Materials provided:
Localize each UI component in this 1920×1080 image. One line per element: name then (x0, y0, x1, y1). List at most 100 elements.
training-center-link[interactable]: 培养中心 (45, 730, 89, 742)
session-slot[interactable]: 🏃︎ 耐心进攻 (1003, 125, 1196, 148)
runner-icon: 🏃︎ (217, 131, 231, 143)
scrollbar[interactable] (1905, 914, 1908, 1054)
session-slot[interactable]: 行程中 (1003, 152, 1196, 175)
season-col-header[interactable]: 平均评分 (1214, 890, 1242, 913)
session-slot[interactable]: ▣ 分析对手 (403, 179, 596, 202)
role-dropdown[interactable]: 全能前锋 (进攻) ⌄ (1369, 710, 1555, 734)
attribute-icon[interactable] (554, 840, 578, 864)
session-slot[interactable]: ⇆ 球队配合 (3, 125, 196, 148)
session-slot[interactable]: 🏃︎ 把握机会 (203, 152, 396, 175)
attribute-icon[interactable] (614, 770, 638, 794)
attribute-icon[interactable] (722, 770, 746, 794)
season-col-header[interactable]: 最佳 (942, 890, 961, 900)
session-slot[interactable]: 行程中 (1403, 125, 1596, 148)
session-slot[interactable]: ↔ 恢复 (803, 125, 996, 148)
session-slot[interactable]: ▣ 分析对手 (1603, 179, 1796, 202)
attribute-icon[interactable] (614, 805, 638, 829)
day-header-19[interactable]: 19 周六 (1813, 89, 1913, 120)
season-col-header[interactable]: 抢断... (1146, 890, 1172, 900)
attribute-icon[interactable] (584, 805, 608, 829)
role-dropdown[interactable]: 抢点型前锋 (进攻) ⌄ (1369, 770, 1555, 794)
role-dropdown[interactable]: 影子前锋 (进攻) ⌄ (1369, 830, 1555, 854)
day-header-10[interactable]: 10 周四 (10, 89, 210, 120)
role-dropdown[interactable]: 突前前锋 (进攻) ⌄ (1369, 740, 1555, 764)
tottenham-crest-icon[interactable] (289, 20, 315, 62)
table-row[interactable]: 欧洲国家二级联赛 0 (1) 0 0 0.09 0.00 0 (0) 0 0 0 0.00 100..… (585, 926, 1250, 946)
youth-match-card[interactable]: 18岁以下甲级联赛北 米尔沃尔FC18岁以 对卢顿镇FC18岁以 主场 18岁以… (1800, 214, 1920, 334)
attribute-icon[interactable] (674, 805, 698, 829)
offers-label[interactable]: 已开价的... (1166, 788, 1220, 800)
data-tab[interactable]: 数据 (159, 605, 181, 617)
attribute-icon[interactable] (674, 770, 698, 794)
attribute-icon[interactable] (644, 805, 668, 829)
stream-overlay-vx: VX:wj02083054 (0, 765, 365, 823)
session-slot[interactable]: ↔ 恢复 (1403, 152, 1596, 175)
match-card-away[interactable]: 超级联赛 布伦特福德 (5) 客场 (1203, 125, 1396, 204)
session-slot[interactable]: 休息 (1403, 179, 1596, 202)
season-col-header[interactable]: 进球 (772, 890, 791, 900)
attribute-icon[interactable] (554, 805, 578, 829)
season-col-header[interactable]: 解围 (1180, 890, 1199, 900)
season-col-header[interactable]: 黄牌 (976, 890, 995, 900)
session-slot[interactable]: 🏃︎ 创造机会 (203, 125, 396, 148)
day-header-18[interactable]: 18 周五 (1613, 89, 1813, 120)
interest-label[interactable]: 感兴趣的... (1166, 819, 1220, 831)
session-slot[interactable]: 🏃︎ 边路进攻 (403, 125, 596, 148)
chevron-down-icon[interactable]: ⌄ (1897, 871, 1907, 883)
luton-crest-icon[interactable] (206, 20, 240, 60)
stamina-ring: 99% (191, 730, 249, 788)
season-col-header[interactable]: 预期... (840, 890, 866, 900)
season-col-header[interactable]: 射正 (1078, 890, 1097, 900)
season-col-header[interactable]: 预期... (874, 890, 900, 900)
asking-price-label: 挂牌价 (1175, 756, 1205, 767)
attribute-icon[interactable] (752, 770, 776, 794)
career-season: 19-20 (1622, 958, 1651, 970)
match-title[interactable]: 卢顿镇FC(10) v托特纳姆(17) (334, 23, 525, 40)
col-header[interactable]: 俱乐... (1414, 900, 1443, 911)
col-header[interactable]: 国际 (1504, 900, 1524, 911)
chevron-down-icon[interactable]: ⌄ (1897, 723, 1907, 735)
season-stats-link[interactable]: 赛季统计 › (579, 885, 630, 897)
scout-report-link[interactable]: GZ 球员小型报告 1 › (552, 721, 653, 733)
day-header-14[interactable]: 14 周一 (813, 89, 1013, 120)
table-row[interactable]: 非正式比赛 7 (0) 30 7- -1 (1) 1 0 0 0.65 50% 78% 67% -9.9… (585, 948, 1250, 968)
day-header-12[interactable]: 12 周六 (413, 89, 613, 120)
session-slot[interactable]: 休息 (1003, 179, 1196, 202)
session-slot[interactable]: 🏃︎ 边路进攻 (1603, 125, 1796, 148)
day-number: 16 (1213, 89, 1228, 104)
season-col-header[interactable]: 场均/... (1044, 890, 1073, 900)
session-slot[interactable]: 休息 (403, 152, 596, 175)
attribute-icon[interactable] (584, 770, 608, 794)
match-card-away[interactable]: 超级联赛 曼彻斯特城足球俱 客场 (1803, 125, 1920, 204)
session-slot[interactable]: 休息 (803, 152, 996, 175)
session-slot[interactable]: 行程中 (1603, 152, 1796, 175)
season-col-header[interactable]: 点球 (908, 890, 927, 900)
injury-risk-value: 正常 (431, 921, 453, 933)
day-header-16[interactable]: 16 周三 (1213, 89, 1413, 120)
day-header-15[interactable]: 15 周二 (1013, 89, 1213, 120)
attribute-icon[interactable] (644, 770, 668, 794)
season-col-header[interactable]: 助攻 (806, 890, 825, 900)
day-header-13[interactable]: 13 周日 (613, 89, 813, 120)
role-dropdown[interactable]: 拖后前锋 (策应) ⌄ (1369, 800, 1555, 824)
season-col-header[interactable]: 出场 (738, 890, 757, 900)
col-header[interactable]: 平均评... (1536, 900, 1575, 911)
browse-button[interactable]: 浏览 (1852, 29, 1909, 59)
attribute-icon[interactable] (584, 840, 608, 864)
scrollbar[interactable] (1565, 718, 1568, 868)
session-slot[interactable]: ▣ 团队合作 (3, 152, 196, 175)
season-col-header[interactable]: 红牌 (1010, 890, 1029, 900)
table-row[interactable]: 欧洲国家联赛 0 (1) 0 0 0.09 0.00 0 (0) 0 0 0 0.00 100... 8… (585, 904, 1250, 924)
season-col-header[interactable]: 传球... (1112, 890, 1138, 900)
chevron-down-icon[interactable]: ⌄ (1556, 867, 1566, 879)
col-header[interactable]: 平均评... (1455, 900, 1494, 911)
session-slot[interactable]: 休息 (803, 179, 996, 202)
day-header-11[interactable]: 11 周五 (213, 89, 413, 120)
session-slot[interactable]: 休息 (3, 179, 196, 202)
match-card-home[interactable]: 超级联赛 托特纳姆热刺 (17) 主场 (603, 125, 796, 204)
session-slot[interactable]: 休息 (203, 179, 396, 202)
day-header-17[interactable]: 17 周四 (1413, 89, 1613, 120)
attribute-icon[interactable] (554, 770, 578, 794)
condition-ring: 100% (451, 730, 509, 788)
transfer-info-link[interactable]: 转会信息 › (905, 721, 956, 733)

Task description: Output every line of the records as a JSON list of strings, one string per line, with blank lines left out.

The solution:
[
  "Localize each UI component in this 1920×1080 image. One line per element: name then (x0, y0, x1, y1). List at most 100 elements.",
  "training-center-link[interactable]: 培养中心 (45, 730, 89, 742)",
  "session-slot[interactable]: 🏃︎ 耐心进攻 (1003, 125, 1196, 148)",
  "runner-icon: 🏃︎ (217, 131, 231, 143)",
  "scrollbar[interactable] (1905, 914, 1908, 1054)",
  "session-slot[interactable]: 行程中 (1003, 152, 1196, 175)",
  "season-col-header[interactable]: 平均评分 (1214, 890, 1242, 913)",
  "session-slot[interactable]: ▣ 分析对手 (403, 179, 596, 202)",
  "role-dropdown[interactable]: 全能前锋 (进攻) ⌄ (1369, 710, 1555, 734)",
  "attribute-icon[interactable] (554, 840, 578, 864)",
  "session-slot[interactable]: ⇆ 球队配合 (3, 125, 196, 148)",
  "session-slot[interactable]: 🏃︎ 把握机会 (203, 152, 396, 175)",
  "attribute-icon[interactable] (614, 770, 638, 794)",
  "attribute-icon[interactable] (722, 770, 746, 794)",
  "season-col-header[interactable]: 最佳 (942, 890, 961, 900)",
  "session-slot[interactable]: 行程中 (1403, 125, 1596, 148)",
  "session-slot[interactable]: ↔ 恢复 (803, 125, 996, 148)",
  "session-slot[interactable]: ▣ 分析对手 (1603, 179, 1796, 202)",
  "attribute-icon[interactable] (614, 805, 638, 829)",
  "day-header-19[interactable]: 19 周六 (1813, 89, 1913, 120)",
  "season-col-header[interactable]: 抢断... (1146, 890, 1172, 900)",
  "attribute-icon[interactable] (584, 805, 608, 829)",
  "role-dropdown[interactable]: 抢点型前锋 (进攻) ⌄ (1369, 770, 1555, 794)",
  "role-dropdown[interactable]: 影子前锋 (进攻) ⌄ (1369, 830, 1555, 854)",
  "day-header-10[interactable]: 10 周四 (10, 89, 210, 120)",
  "role-dropdown[interactable]: 突前前锋 (进攻) ⌄ (1369, 740, 1555, 764)",
  "tottenham-crest-icon[interactable] (289, 20, 315, 62)",
  "table-row[interactable]: 欧洲国家二级联赛 0 (1) 0 0 0.09 0.00 0 (0) 0 0 0 0.00 100..… (585, 926, 1250, 946)",
  "youth-match-card[interactable]: 18岁以下甲级联赛北 米尔沃尔FC18岁以 对卢顿镇FC18岁以 主场 18岁以… (1800, 214, 1920, 334)",
  "attribute-icon[interactable] (674, 805, 698, 829)",
  "offers-label[interactable]: 已开价的... (1166, 788, 1220, 800)",
  "data-tab[interactable]: 数据 (159, 605, 181, 617)",
  "attribute-icon[interactable] (674, 770, 698, 794)",
  "attribute-icon[interactable] (644, 805, 668, 829)",
  "stream-overlay-vx: VX:wj02083054 (0, 765, 365, 823)",
  "session-slot[interactable]: ↔ 恢复 (1403, 152, 1596, 175)",
  "match-card-away[interactable]: 超级联赛 布伦特福德 (5) 客场 (1203, 125, 1396, 204)",
  "session-slot[interactable]: 休息 (1403, 179, 1596, 202)",
  "season-col-header[interactable]: 进球 (772, 890, 791, 900)",
  "attribute-icon[interactable] (554, 805, 578, 829)",
  "season-col-header[interactable]: 解围 (1180, 890, 1199, 900)",
  "season-col-header[interactable]: 黄牌 (976, 890, 995, 900)",
  "session-slot[interactable]: 🏃︎ 创造机会 (203, 125, 396, 148)",
  "day-header-18[interactable]: 18 周五 (1613, 89, 1813, 120)",
  "interest-label[interactable]: 感兴趣的... (1166, 819, 1220, 831)",
  "session-slot[interactable]: 🏃︎ 边路进攻 (403, 125, 596, 148)",
  "chevron-down-icon[interactable]: ⌄ (1897, 871, 1907, 883)",
  "luton-crest-icon[interactable] (206, 20, 240, 60)",
  "stamina-ring: 99% (191, 730, 249, 788)",
  "season-col-header[interactable]: 预期... (840, 890, 866, 900)",
  "season-col-header[interactable]: 射正 (1078, 890, 1097, 900)",
  "season-col-header[interactable]: 预期... (874, 890, 900, 900)",
  "asking-price-label: 挂牌价 (1175, 756, 1205, 767)",
  "attribute-icon[interactable] (752, 770, 776, 794)",
  "career-season: 19-20 (1622, 958, 1651, 970)",
  "match-title[interactable]: 卢顿镇FC(10) v托特纳姆(17) (334, 23, 525, 40)",
  "col-header[interactable]: 俱乐... (1414, 900, 1443, 911)",
  "col-header[interactable]: 国际 (1504, 900, 1524, 911)",
  "chevron-down-icon[interactable]: ⌄ (1897, 723, 1907, 735)",
  "season-stats-link[interactable]: 赛季统计 › (579, 885, 630, 897)",
  "scout-report-link[interactable]: GZ 球员小型报告 1 › (552, 721, 653, 733)",
  "day-header-14[interactable]: 14 周一 (813, 89, 1013, 120)",
  "table-row[interactable]: 非正式比赛 7 (0) 30 7- -1 (1) 1 0 0 0.65 50% 78% 67% -9.9… (585, 948, 1250, 968)",
  "day-header-12[interactable]: 12 周六 (413, 89, 613, 120)",
  "session-slot[interactable]: 休息 (1003, 179, 1196, 202)",
  "session-slot[interactable]: 🏃︎ 边路进攻 (1603, 125, 1796, 148)",
  "day-number: 16 (1213, 89, 1228, 104)",
  "season-col-header[interactable]: 场均/... (1044, 890, 1073, 900)",
  "session-slot[interactable]: 休息 (403, 152, 596, 175)",
  "attribute-icon[interactable] (584, 770, 608, 794)",
  "match-card-away[interactable]: 超级联赛 曼彻斯特城足球俱 客场 (1803, 125, 1920, 204)",
  "session-slot[interactable]: 休息 (803, 152, 996, 175)",
  "session-slot[interactable]: 行程中 (1603, 152, 1796, 175)",
  "season-col-header[interactable]: 点球 (908, 890, 927, 900)",
  "injury-risk-value: 正常 (431, 921, 453, 933)",
  "day-header-16[interactable]: 16 周三 (1213, 89, 1413, 120)",
  "day-header-15[interactable]: 15 周二 (1013, 89, 1213, 120)",
  "attribute-icon[interactable] (644, 770, 668, 794)",
  "season-col-header[interactable]: 助攻 (806, 890, 825, 900)",
  "day-header-13[interactable]: 13 周日 (613, 89, 813, 120)",
  "role-dropdown[interactable]: 拖后前锋 (策应) ⌄ (1369, 800, 1555, 824)",
  "season-col-header[interactable]: 出场 (738, 890, 757, 900)",
  "col-header[interactable]: 平均评... (1536, 900, 1575, 911)",
  "browse-button[interactable]: 浏览 (1852, 29, 1909, 59)",
  "attribute-icon[interactable] (584, 840, 608, 864)",
  "scrollbar[interactable] (1565, 718, 1568, 868)",
  "session-slot[interactable]: ▣ 团队合作 (3, 152, 196, 175)",
  "season-col-header[interactable]: 红牌 (1010, 890, 1029, 900)",
  "table-row[interactable]: 欧洲国家联赛 0 (1) 0 0 0.09 0.00 0 (0) 0 0 0 0.00 100... 8… (585, 904, 1250, 924)",
  "season-col-header[interactable]: 传球... (1112, 890, 1138, 900)",
  "chevron-down-icon[interactable]: ⌄ (1556, 867, 1566, 879)",
  "col-header[interactable]: 平均评... (1455, 900, 1494, 911)",
  "session-slot[interactable]: 休息 (803, 179, 996, 202)",
  "day-header-11[interactable]: 11 周五 (213, 89, 413, 120)",
  "session-slot[interactable]: 休息 (3, 179, 196, 202)",
  "match-card-home[interactable]: 超级联赛 托特纳姆热刺 (17) 主场 (603, 125, 796, 204)",
  "session-slot[interactable]: 休息 (203, 179, 396, 202)",
  "day-header-17[interactable]: 17 周四 (1413, 89, 1613, 120)",
  "attribute-icon[interactable] (554, 770, 578, 794)",
  "condition-ring: 100% (451, 730, 509, 788)",
  "transfer-info-link[interactable]: 转会信息 › (905, 721, 956, 733)"
]